Exercise objective
An identical copy of all the entries is the required result.

══ Supplied records

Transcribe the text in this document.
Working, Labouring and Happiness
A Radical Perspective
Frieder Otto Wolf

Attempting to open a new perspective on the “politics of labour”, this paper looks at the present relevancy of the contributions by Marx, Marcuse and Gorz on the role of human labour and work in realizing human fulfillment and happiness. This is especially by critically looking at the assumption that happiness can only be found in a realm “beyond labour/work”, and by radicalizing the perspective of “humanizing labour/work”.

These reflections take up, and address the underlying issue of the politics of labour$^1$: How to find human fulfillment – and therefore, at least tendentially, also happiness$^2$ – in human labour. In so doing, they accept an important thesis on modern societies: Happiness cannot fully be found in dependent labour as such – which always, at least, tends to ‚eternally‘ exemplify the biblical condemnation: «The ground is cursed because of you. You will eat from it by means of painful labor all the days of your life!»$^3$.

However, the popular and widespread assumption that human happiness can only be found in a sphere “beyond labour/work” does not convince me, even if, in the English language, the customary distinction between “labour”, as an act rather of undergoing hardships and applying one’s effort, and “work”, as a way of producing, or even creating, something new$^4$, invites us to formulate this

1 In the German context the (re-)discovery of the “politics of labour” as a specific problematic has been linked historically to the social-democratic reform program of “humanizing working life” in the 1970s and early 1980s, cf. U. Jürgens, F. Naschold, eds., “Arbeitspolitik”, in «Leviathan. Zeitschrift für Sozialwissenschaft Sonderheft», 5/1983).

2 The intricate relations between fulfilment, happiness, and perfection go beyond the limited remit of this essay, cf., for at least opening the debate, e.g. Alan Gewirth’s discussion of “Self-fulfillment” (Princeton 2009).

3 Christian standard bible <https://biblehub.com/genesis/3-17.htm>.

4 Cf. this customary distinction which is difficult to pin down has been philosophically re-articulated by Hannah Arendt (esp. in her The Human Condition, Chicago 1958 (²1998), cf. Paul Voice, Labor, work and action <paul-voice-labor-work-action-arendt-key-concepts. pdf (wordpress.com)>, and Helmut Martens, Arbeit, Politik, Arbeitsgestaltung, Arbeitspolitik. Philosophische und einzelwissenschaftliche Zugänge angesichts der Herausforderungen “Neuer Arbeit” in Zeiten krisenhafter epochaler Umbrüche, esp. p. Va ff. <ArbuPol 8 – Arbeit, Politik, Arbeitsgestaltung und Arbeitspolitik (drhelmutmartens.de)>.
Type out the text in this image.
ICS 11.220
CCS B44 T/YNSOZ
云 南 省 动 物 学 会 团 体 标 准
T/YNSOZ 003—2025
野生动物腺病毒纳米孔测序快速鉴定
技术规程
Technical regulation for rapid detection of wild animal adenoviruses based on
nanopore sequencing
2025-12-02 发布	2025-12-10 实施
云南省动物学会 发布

════

Result for this task
Transcribe the text in this document.
Working, Labouring and Happiness
A Radical Perspective
Frieder Otto Wolf

Attempting to open a new perspective on the “politics of labour”, this paper looks at the present relevancy of the contributions by Marx, Marcuse and Gorz on the role of human labour and work in realizing human fulfillment and happiness. This is especially by critically looking at the assumption that happiness can only be found in a realm “beyond labour/work”, and by radicalizing the perspective of “humanizing labour/work”.

These reflections take up, and address the underlying issue of the politics of labour$^1$: How to find human fulfillment – and therefore, at least tendentially, also happiness$^2$ – in human labour. In so doing, they accept an important thesis on modern societies: Happiness cannot fully be found in dependent labour as such – which always, at least, tends to ‚eternally‘ exemplify the biblical condemnation: «The ground is cursed because of you. You will eat from it by means of painful labor all the days of your life!»$^3$.

However, the popular and widespread assumption that human happiness can only be found in a sphere “beyond labour/work” does not convince me, even if, in the English language, the customary distinction between “labour”, as an act rather of undergoing hardships and applying one’s effort, and “work”, as a way of producing, or even creating, something new$^4$, invites us to formulate this

1 In the German context the (re-)discovery of the “politics of labour” as a specific problematic has been linked historically to the social-democratic reform program of “humanizing working life” in the 1970s and early 1980s, cf. U. Jürgens, F. Naschold, eds., “Arbeitspolitik”, in «Leviathan. Zeitschrift für Sozialwissenschaft Sonderheft», 5/1983).

2 The intricate relations between fulfilment, happiness, and perfection go beyond the limited remit of this essay, cf., for at least opening the debate, e.g. Alan Gewirth’s discussion of “Self-fulfillment” (Princeton 2009).

3 Christian standard bible <https://biblehub.com/genesis/3-17.htm>.

4 Cf. this customary distinction which is difficult to pin down has been philosophically re-articulated by Hannah Arendt (esp. in her The Human Condition, Chicago 1958 (²1998), cf. Paul Voice, Labor, work and action <paul-voice-labor-work-action-arendt-key-concepts. pdf (wordpress.com)>, and Helmut Martens, Arbeit, Politik, Arbeitsgestaltung, Arbeitspolitik. Philosophische und einzelwissenschaftliche Zugänge angesichts der Herausforderungen “Neuer Arbeit” in Zeiten krisenhafter epochaler Umbrüche, esp. p. Va ff. <ArbuPol 8 – Arbeit, Politik, Arbeitsgestaltung und Arbeitspolitik (drhelmutmartens.de)>.
Type out the text in this image.
ICS 11.220
CCS B44 T/YNSOZ
云 南 省 动 物 学 会 团 体 标 准
T/YNSOZ 003—2025
野生动物腺病毒纳米孔测序快速鉴定
技术规程
Technical regulation for rapid detection of wild animal adenoviruses based on
nanopore sequencing
2025-12-02 发布	2025-12-10 实施
云南省动物学会 发布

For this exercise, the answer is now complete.